- TEXT SECTION -
══════

This situation is not uncommon in the diagnostic world. A translocation between two chromosomes has occurred, and no fusion mRNA is produced. The challenge is if the breakpoints of one or both of the partners in the translocation are not uniform. If they occur over a range of places within a chromosome, then it gets pretty challenging at a DNA level to figure out exactly where to place your diagnostic PCR primers. That generally leads to a situation where people do multiple PCRs to span a pretty large breakpoint. That's a situation where, if you're multiplexing it to be more efficient, you end up with a PCR product [that is] diagnostic of a translocation of an unknown size going in, because the size is going to be determined by exactly where the breakpoints lie. That varied size is a challenge, diagnostically, particularly when it's a fairly low amplitude or fairly low intensity distinguishing that from just a random background band.
The beauty of the ΔPCR approach is that we get an internal control in the form of that Δ, that second PCR product that's produced, that tells us: This is a specific product. It is of exactly the defined size that we'd expect; therefore it is a bona fide translocation, and not some artifact. That's how we increase the specificity of our reaction.
Does it matter what type of PCR reagents or detection methodologies you use for this?
It's not rigidly controlled with regard to that. We tend to use AmpliTaq Gold as our Taq polymerase, but in general it will work with any set of reagents.
The detection end of it is currently done by either gel electrophoresis or, in our case, by capillary electrophoresis. That serves to give you precise information about the Δ.

══════

- STORED DATA -
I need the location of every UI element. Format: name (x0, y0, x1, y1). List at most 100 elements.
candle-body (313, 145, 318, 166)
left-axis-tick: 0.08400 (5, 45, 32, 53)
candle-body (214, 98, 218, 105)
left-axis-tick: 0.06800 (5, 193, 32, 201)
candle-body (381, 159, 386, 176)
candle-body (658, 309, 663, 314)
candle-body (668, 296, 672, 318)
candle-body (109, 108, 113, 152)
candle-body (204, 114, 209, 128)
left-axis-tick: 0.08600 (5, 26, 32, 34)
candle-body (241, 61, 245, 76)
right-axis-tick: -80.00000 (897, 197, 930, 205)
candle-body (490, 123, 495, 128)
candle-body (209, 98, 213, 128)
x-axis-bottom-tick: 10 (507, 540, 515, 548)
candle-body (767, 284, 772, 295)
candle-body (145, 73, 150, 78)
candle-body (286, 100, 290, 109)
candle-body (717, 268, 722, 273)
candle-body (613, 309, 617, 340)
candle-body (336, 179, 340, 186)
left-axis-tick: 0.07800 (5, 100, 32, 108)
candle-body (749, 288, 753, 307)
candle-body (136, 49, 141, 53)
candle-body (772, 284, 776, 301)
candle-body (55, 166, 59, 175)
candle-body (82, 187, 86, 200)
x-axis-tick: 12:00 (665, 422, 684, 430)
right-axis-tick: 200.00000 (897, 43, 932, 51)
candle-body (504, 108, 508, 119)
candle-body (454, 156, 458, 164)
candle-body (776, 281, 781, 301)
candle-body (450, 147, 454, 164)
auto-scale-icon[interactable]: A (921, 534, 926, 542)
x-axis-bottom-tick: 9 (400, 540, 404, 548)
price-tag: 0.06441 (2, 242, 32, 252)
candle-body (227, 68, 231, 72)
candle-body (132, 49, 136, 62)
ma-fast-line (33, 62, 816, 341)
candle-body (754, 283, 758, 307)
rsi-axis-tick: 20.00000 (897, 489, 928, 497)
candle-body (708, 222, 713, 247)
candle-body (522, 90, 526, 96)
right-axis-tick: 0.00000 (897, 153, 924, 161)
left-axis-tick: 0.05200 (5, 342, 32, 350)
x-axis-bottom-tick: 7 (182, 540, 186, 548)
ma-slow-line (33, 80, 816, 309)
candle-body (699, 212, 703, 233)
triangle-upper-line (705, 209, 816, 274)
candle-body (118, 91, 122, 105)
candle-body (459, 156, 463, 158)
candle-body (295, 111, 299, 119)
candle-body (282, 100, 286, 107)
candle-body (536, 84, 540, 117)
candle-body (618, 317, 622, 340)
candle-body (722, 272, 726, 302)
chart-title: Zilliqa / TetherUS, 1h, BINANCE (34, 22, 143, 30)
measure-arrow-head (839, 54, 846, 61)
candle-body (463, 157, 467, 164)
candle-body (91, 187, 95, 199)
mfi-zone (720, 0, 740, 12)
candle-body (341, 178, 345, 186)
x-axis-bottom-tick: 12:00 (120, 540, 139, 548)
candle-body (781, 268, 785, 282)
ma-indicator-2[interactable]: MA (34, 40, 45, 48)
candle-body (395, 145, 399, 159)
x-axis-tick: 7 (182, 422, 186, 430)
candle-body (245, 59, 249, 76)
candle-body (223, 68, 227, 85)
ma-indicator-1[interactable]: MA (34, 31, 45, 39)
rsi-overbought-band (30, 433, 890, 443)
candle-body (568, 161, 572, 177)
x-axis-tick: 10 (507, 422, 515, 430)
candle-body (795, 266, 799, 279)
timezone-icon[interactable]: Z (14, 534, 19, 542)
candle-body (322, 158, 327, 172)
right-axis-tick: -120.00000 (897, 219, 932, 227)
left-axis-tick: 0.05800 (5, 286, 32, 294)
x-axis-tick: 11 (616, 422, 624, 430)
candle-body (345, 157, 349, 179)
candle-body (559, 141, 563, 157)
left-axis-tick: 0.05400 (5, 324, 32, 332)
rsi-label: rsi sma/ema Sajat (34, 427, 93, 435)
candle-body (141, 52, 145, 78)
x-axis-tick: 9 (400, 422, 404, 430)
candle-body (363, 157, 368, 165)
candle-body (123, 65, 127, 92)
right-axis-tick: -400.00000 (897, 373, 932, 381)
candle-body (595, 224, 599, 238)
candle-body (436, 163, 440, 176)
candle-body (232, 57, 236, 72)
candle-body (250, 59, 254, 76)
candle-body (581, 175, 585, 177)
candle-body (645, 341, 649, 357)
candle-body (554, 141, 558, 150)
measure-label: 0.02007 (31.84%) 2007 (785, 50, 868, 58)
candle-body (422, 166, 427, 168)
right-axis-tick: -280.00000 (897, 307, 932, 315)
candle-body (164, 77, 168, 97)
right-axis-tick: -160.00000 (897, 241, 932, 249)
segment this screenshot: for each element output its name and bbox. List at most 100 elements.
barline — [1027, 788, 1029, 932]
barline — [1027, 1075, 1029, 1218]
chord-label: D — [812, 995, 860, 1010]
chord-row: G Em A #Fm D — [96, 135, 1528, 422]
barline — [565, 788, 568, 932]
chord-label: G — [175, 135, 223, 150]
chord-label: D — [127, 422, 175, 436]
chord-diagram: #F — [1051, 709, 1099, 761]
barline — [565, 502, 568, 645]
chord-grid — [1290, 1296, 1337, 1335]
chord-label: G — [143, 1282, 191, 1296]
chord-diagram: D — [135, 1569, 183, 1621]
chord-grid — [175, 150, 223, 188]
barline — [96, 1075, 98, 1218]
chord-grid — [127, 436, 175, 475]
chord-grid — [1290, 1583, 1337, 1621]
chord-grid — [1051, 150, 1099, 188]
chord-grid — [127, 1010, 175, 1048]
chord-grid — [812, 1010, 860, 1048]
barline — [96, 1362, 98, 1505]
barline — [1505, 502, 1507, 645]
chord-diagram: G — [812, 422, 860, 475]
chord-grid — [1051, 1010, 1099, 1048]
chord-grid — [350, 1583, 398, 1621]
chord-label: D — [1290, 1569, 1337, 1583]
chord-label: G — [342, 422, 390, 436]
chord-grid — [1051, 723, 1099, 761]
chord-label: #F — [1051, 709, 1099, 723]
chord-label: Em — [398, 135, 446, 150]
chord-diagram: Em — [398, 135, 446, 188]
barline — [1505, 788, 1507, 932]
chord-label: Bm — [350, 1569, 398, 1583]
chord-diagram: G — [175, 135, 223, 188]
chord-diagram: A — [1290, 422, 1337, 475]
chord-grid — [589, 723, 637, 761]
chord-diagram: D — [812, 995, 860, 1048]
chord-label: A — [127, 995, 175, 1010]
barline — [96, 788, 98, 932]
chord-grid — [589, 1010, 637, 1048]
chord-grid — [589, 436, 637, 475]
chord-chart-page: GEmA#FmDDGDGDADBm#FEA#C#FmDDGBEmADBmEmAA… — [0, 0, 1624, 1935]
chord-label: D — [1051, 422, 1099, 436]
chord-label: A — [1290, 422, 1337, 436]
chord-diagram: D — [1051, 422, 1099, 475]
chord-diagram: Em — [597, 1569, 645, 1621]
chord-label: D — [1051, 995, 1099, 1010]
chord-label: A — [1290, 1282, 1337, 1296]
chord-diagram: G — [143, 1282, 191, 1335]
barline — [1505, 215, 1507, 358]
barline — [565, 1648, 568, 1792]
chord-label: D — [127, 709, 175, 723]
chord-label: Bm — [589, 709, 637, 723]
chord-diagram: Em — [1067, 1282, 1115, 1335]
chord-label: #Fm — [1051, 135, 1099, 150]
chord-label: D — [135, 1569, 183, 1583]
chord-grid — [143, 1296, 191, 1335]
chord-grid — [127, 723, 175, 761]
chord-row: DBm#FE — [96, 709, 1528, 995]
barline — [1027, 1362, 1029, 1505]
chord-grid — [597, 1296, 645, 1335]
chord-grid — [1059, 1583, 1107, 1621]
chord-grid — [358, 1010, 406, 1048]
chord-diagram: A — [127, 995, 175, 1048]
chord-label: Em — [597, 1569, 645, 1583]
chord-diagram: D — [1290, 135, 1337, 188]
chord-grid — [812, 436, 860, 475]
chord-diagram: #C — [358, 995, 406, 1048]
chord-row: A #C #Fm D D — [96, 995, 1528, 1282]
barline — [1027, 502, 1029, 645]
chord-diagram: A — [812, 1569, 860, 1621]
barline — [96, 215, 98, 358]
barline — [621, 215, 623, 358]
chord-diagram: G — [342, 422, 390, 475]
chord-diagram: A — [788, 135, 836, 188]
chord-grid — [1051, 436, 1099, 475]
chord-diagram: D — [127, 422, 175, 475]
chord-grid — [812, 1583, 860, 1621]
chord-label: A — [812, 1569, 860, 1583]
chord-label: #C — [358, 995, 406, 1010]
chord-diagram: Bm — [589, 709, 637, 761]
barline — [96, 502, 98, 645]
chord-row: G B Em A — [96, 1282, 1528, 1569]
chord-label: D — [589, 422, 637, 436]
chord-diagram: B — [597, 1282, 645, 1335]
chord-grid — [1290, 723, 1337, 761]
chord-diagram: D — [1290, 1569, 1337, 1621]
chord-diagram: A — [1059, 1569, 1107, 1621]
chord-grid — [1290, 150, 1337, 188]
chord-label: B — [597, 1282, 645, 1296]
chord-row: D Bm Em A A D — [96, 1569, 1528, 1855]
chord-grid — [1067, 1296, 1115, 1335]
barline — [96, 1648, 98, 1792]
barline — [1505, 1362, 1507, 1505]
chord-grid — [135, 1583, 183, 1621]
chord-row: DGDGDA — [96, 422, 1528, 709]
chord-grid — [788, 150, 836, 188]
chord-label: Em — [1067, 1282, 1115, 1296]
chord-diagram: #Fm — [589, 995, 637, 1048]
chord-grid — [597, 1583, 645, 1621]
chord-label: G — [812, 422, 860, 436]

══════

- PROMPT 1 -
In the passage on ΔPCR for translocations, name the two detection methods and the Taq polymerase it mentions.
- PROMPT 2 -
Please carry on with the passage on ΔPCR for translocations, starting after its final sentence.
The listing is separate material and has no connection to the passage on ΔPCR.

- RESPONSE BOX 1 -
Gel electrophoresis, capillary electrophoresis, and AmpliTaq Gold.

- RESPONSE BOX 2 -
Is there another way to do the detection? Is this amenable to molecular diagnostic testing?
It's a common dilemma with microbiology or cancer, where you may be dealing with a relatively small amount of whatever it is you're interested in, in a background full of lots of other stuff. So the sensitivity and specificity of the assays really do matter.
There are other ways to overcome this problem, but they tend to be long and tedious. That's what the ΔPCR method really solves. It solves that problem of doing something rapidly, yet improving the sensitivity and specificity.
Are you routinely using this now as a molecular diagnostic test? Are there any modifications that you could make to improve the method?
We do use it. We have employed it in the diagnostic lab whenever this sort of issue comes up. And there are particular areas, as we described in the paper … for example, FLT3 mutation in myelogenous leukemia is a big player in the diagnostic field. Exactly the situation I've described comes up with that: Are low-intensity bands real, or is this an artifact? We do employ it regularly to discriminate.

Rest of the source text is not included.